BEGIN Records shown
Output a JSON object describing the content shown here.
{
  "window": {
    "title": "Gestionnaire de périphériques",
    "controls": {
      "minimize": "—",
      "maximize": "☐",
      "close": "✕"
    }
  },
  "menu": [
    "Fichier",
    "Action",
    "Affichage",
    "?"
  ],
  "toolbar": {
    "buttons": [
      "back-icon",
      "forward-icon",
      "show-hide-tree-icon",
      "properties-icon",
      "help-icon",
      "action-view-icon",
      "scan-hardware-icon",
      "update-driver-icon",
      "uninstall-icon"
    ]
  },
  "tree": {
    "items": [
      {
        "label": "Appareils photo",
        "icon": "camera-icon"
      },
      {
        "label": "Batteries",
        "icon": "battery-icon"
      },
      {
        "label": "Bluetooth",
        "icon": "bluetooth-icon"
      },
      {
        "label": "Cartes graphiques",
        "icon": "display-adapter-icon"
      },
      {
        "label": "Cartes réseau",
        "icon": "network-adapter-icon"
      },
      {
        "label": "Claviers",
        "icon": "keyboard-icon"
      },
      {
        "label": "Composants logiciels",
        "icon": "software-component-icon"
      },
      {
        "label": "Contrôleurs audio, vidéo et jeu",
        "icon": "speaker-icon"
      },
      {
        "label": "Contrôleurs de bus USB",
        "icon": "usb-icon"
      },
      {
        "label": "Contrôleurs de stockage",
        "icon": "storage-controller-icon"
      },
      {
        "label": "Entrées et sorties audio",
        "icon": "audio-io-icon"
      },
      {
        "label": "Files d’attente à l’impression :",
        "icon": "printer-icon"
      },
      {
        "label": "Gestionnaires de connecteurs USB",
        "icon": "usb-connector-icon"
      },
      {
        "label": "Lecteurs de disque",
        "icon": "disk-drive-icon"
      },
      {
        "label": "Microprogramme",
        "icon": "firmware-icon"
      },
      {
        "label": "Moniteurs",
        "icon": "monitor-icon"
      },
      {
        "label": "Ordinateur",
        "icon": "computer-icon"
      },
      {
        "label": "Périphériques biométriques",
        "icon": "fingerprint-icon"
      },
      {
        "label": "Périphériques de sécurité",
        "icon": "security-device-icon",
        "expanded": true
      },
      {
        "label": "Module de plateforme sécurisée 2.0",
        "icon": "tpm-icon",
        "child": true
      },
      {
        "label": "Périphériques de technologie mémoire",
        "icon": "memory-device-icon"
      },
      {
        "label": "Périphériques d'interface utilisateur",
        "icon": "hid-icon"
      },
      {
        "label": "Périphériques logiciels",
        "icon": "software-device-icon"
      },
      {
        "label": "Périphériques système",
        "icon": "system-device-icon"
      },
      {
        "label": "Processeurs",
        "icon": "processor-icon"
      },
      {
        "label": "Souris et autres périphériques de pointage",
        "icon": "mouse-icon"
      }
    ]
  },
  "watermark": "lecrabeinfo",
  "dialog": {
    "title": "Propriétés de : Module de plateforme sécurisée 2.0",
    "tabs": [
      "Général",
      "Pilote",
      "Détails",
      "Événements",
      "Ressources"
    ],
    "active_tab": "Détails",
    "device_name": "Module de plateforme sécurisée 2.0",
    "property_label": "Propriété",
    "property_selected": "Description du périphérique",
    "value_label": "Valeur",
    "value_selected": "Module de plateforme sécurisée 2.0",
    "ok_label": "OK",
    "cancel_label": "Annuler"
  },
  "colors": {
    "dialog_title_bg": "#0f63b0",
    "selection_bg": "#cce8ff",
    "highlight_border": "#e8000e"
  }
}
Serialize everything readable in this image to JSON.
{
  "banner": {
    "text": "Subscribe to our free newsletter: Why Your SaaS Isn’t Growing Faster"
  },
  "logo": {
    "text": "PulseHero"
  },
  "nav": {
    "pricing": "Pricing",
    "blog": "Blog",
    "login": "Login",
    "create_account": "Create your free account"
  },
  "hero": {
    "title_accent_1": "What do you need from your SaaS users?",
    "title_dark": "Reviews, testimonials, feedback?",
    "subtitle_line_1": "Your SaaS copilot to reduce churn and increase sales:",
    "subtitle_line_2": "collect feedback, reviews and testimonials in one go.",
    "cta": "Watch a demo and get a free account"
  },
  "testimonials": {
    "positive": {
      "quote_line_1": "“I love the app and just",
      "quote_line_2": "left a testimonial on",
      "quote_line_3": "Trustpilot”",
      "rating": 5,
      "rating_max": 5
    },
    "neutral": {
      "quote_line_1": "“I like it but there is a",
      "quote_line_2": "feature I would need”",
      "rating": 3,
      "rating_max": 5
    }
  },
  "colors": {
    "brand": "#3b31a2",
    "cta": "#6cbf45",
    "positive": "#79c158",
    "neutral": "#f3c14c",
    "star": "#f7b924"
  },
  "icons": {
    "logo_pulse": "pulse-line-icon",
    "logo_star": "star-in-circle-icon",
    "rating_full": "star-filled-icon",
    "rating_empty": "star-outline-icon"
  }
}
END Records shown
Report all lines of the data above that include the string "Module".

● **Written answer**
        "label": "Module de plateforme sécurisée 2.0",
    "title": "Propriétés de : Module de plateforme sécurisée 2.0",
    "device_name": "Module de plateforme sécurisée 2.0",
    "value_selected": "Module de plateforme sécurisée 2.0",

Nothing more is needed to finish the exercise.